Problem details —
Count every line that holds the string "title", and report the number alone.

#####

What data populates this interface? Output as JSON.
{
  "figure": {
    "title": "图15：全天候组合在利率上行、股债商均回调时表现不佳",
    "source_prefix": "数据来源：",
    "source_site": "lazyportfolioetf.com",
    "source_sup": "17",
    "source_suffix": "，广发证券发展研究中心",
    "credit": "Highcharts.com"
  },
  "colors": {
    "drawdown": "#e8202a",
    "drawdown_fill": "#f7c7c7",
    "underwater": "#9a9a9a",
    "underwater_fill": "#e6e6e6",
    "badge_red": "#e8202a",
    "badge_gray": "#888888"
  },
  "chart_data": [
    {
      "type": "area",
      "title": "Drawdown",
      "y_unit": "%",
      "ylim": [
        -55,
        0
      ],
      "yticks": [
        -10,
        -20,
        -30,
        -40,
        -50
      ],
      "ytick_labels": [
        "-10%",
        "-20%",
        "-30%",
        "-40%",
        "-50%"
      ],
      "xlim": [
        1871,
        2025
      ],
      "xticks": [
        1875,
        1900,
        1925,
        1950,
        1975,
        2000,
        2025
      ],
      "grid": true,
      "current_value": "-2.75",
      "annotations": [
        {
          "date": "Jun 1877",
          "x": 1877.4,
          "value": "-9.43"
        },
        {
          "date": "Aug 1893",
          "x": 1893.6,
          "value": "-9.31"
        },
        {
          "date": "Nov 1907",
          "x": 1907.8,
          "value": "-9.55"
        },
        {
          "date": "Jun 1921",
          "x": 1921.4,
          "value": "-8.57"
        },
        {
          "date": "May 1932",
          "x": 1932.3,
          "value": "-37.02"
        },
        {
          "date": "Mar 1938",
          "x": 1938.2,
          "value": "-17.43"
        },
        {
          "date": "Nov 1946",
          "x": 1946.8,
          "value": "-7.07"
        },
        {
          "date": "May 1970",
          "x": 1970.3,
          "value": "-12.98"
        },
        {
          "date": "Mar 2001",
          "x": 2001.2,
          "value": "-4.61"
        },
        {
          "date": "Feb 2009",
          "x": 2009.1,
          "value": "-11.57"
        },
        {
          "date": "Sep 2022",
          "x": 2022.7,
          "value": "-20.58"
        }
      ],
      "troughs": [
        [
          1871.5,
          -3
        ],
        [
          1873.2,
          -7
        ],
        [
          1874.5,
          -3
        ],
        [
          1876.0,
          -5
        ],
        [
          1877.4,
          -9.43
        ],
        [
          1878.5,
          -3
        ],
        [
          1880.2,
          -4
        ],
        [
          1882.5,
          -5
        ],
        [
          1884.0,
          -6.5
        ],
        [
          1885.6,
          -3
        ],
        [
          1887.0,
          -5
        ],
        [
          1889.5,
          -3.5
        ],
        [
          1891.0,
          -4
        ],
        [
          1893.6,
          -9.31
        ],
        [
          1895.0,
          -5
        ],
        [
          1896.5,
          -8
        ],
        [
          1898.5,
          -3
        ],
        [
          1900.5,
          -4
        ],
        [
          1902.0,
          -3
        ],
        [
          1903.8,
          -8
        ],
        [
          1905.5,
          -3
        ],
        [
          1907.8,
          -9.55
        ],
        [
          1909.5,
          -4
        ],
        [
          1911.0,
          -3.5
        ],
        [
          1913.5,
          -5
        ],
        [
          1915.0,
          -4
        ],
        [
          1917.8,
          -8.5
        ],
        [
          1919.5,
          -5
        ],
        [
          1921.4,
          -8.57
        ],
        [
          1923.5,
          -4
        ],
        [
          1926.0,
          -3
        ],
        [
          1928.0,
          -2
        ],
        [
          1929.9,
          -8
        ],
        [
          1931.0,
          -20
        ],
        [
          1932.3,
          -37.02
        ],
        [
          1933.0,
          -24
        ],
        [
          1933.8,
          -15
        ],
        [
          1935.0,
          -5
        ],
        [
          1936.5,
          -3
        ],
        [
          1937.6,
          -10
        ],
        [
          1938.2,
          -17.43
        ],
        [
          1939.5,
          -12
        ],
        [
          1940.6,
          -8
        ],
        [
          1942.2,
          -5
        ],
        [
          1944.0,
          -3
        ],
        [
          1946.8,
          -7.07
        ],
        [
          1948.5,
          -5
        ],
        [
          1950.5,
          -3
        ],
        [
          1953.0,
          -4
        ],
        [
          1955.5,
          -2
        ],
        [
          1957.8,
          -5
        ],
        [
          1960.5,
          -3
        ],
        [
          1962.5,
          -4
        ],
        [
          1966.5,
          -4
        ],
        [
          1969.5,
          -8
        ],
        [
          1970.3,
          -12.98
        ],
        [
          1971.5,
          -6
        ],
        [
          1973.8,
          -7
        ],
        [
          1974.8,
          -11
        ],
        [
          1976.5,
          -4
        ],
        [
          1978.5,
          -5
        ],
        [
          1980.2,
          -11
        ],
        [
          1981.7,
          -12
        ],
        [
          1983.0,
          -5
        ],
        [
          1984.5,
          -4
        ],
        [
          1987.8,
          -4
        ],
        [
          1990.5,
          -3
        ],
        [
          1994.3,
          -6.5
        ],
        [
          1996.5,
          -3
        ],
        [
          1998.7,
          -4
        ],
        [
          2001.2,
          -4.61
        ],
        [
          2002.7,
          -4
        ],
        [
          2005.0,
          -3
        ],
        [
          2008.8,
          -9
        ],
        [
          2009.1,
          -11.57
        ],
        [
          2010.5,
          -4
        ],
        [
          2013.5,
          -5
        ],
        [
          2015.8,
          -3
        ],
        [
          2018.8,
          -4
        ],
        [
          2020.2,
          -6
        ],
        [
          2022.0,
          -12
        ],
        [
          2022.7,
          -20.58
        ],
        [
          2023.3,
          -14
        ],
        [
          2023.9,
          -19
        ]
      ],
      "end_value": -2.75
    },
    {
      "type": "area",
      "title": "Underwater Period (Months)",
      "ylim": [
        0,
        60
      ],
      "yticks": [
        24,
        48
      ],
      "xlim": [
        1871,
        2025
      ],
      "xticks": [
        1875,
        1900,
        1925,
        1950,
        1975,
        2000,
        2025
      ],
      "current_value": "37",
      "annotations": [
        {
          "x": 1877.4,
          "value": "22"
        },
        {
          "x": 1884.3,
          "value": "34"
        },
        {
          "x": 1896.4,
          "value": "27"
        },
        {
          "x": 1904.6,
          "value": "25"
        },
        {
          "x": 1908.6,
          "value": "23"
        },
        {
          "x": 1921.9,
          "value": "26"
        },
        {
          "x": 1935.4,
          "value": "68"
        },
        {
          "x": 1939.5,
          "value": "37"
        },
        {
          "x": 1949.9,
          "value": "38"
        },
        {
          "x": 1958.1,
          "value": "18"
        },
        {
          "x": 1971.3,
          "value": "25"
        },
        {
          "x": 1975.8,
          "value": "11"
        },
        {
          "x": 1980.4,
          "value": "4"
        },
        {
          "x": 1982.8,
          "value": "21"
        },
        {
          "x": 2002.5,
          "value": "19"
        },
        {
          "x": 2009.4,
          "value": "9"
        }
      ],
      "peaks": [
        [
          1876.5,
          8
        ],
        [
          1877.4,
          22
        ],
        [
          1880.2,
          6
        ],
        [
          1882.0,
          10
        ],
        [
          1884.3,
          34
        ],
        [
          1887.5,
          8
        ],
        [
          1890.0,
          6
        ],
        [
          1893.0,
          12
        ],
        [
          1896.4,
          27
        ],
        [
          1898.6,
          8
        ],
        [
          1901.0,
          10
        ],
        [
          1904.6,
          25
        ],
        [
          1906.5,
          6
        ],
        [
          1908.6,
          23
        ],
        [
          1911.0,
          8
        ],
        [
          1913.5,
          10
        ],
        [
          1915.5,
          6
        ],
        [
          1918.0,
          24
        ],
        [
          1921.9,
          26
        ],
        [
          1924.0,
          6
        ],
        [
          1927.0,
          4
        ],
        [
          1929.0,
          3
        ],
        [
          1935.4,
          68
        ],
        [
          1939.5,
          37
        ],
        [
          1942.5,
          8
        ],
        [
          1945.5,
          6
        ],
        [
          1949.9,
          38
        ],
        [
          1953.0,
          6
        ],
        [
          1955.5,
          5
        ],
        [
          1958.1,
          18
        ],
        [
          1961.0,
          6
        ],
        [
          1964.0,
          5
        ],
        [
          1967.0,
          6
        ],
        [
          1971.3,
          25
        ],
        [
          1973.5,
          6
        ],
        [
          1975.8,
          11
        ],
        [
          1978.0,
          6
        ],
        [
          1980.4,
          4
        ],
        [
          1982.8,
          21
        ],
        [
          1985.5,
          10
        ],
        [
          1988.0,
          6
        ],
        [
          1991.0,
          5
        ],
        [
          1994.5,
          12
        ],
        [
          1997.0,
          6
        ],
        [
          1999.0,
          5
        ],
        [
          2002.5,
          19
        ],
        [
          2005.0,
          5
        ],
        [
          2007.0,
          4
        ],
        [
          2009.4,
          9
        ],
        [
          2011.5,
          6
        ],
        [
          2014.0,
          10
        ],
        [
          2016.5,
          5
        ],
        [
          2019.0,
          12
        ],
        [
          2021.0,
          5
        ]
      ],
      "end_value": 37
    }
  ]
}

#####

Task answer —
3